Please report every line from the material that contains the word "Duration".

(Dataset entries on figures)
▽
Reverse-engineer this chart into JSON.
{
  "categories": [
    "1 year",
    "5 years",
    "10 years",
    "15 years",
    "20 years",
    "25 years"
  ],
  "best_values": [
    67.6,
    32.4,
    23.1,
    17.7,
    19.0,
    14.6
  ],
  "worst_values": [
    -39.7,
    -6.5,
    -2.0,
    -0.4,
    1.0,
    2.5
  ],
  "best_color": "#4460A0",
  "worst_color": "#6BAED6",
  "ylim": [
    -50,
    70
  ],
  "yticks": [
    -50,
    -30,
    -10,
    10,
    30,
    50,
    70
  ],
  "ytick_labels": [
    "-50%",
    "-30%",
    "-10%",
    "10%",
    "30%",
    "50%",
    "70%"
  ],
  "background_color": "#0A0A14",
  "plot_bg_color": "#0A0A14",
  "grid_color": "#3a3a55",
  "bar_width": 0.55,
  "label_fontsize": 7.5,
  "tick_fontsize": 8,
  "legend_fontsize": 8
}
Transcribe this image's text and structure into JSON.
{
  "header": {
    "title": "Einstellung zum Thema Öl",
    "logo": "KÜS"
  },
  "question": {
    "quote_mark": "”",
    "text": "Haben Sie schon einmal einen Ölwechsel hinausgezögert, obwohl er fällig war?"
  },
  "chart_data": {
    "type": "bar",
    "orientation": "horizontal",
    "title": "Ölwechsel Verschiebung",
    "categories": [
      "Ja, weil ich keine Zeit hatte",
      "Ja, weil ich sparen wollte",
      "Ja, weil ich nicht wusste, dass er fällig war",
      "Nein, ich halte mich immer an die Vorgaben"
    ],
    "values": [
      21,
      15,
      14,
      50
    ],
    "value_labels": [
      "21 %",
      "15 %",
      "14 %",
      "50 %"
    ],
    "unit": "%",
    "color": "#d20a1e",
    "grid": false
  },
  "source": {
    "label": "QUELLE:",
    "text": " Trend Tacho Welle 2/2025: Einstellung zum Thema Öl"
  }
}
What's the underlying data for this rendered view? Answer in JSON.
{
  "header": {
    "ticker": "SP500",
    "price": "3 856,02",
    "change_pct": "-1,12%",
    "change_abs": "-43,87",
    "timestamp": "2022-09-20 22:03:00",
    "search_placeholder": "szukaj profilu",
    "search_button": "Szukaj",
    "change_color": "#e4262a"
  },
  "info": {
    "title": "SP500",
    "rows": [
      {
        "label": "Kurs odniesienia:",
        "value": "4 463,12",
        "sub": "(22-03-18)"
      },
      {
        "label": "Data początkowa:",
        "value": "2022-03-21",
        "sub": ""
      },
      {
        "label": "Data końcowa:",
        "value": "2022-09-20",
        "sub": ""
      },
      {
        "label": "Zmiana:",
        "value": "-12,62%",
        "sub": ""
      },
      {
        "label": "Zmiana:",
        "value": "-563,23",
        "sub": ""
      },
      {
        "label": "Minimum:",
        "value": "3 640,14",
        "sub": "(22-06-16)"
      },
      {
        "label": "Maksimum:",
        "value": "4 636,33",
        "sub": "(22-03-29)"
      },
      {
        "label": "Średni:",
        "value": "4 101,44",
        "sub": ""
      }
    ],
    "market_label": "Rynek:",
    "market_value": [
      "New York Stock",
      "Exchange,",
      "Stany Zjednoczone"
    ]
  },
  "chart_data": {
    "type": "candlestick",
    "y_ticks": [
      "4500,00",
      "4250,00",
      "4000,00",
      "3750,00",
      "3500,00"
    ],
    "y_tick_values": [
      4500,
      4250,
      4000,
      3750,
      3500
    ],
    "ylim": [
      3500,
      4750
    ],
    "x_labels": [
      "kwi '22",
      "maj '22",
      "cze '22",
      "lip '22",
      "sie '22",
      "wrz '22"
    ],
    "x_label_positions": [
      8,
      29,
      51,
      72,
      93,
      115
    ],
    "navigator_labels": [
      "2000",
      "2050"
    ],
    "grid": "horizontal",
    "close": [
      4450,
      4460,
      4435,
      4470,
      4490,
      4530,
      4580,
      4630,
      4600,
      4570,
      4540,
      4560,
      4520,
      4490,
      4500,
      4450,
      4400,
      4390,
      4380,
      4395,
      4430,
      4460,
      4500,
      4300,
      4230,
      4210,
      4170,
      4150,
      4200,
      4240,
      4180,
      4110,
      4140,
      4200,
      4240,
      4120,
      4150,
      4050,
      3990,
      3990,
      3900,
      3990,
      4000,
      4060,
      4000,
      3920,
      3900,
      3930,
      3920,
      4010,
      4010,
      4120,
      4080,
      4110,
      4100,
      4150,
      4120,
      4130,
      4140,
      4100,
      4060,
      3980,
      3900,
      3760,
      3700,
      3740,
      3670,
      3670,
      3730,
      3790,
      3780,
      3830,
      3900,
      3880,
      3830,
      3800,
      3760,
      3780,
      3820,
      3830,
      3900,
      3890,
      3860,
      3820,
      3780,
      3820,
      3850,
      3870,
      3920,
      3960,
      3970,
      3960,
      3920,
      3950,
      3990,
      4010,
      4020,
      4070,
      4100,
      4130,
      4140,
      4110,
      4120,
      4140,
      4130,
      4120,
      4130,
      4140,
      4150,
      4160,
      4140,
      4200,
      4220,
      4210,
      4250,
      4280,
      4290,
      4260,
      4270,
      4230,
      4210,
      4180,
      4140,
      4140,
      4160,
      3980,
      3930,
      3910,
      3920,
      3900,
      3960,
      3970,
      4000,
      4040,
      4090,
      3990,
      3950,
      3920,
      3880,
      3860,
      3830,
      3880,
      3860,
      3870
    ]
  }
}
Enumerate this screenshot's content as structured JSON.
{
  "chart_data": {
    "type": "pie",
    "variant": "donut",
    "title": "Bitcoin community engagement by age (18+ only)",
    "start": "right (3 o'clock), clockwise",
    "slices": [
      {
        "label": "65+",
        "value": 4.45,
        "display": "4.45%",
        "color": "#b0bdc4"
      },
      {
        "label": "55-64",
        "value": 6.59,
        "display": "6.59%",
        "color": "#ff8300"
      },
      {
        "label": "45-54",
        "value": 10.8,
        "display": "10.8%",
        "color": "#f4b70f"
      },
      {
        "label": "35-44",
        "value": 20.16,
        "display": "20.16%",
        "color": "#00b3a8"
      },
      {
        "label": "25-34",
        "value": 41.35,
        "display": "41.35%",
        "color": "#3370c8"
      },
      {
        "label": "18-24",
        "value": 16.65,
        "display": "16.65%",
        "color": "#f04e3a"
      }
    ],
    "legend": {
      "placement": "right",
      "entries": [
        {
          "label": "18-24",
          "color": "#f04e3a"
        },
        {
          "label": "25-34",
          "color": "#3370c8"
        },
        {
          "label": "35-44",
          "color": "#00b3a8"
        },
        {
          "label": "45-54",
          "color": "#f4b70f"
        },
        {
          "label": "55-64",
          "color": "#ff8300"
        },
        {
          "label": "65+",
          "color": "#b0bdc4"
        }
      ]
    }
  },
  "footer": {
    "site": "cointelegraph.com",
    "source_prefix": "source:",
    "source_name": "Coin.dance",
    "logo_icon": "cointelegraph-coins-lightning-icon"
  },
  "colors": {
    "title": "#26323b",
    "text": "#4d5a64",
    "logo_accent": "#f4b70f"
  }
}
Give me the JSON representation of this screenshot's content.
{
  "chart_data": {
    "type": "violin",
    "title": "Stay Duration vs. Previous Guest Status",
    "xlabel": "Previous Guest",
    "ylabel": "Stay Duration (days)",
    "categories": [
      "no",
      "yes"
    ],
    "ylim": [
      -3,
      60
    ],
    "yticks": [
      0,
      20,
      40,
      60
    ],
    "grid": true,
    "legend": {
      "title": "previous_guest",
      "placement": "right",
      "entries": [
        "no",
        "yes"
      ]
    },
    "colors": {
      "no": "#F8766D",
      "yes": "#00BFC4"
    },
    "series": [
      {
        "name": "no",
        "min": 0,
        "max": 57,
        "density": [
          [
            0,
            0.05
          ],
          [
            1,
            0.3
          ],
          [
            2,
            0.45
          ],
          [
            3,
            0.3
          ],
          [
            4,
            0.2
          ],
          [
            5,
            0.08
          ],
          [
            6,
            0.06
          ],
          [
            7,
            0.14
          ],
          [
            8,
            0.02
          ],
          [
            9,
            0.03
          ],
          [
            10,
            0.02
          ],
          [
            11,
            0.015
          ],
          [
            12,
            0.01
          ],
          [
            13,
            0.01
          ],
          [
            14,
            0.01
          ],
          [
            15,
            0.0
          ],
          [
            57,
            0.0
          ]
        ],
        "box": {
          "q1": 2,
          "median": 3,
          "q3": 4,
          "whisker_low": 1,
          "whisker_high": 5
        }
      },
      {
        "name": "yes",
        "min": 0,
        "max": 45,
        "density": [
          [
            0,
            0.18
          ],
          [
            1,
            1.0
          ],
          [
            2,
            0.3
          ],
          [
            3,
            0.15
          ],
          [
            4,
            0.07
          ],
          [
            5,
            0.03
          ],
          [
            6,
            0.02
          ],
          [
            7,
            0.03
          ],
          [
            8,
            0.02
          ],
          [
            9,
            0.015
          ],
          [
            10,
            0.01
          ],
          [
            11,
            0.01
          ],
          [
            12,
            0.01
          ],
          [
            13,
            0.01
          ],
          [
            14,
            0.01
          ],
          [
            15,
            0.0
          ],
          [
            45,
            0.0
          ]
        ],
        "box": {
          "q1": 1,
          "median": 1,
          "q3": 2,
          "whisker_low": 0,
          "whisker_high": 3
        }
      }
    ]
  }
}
△
**ANSWER FOR THIS EXERCISE**
    "title": "Stay Duration vs. Previous Guest Status",
    "ylabel": "Stay Duration (days)",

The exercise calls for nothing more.